:: PROBLEM DESCRIPTION ::
Write out every line of the records below exactly, leaving out the pictures.

:: INPUT DATA ::
^^^^^^^^

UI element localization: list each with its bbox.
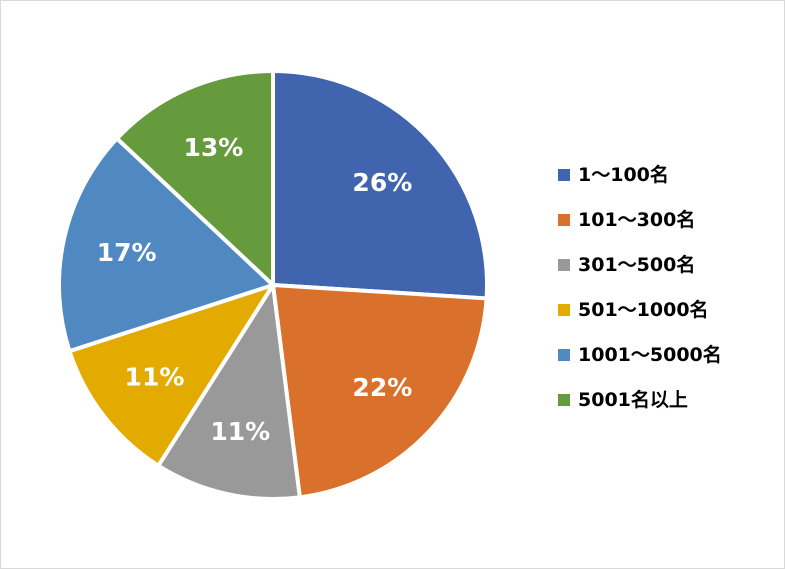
- pie-slice-4: [67, 283, 275, 468]
- legend-swatch-4: [558, 304, 570, 316]
- slice-label-2: 22%: [352, 373, 412, 402]
- pie-slice-1: [271, 69, 489, 301]
- legend-swatch-5: [558, 349, 570, 361]
- pie-slice-3: [156, 283, 302, 501]
- legend-label-4: 501～1000名: [578, 298, 709, 321]
- slice-label-3: 11%: [210, 417, 270, 446]
- pie-slice-2: [271, 283, 489, 500]
- slice-label-5: 17%: [97, 238, 157, 267]
- legend-label-5: 1001～5000名: [578, 343, 722, 366]
- legend-label-1: 1～100名: [578, 163, 669, 186]
- legend-swatch-2: [558, 214, 570, 226]
- legend-swatch-3: [558, 259, 570, 271]
- pie-slice-6: [115, 69, 275, 287]
- legend-swatch-6: [558, 394, 570, 406]
- legend: 1～100名 101～300名 301～500名 501～1000名 1001～5000…: [558, 163, 722, 411]
- slice-label-1: 26%: [352, 168, 412, 197]
- pie-slice-5: [57, 136, 275, 354]
- pie-slices: [57, 69, 489, 501]
- legend-swatch-1: [558, 169, 570, 181]
- legend-label-3: 301～500名: [578, 253, 695, 276]
- slice-label-4: 11%: [125, 362, 185, 391]
- slice-labels: 26% 22% 11% 11% 17% 13%: [97, 133, 413, 446]
- slice-label-6: 13%: [184, 133, 244, 162]
- legend-label-6: 5001名以上: [578, 388, 688, 411]
- legend-label-2: 101～300名: [578, 208, 695, 231]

^^^^^^^^

:: RESULT FOR THIS EXERCISE ::
UI element localization: list each with its bbox.
- pie-slice-4: [67, 283, 275, 468]
- legend-swatch-4: [558, 304, 570, 316]
- slice-label-2: 22%: [352, 373, 412, 402]
- pie-slice-1: [271, 69, 489, 301]
- legend-swatch-5: [558, 349, 570, 361]
- pie-slice-3: [156, 283, 302, 501]
- legend-label-4: 501～1000名: [578, 298, 709, 321]
- slice-label-3: 11%: [210, 417, 270, 446]
- pie-slice-2: [271, 283, 489, 500]
- slice-label-5: 17%: [97, 238, 157, 267]
- legend-label-5: 1001～5000名: [578, 343, 722, 366]
- legend-label-1: 1～100名: [578, 163, 669, 186]
- legend-swatch-2: [558, 214, 570, 226]
- legend-swatch-3: [558, 259, 570, 271]
- pie-slice-6: [115, 69, 275, 287]
- legend-swatch-6: [558, 394, 570, 406]
- legend: 1～100名 101～300名 301～500名 501～1000名 1001～5000…: [558, 163, 722, 411]
- slice-label-1: 26%: [352, 168, 412, 197]
- pie-slice-5: [57, 136, 275, 354]
- pie-slices: [57, 69, 489, 501]
- legend-swatch-1: [558, 169, 570, 181]
- legend-label-3: 301～500名: [578, 253, 695, 276]
- slice-label-4: 11%: [125, 362, 185, 391]
- slice-labels: 26% 22% 11% 11% 17% 13%: [97, 133, 413, 446]
- slice-label-6: 13%: [184, 133, 244, 162]
- legend-label-6: 5001名以上: [578, 388, 688, 411]
- legend-label-2: 101～300名: [578, 208, 695, 231]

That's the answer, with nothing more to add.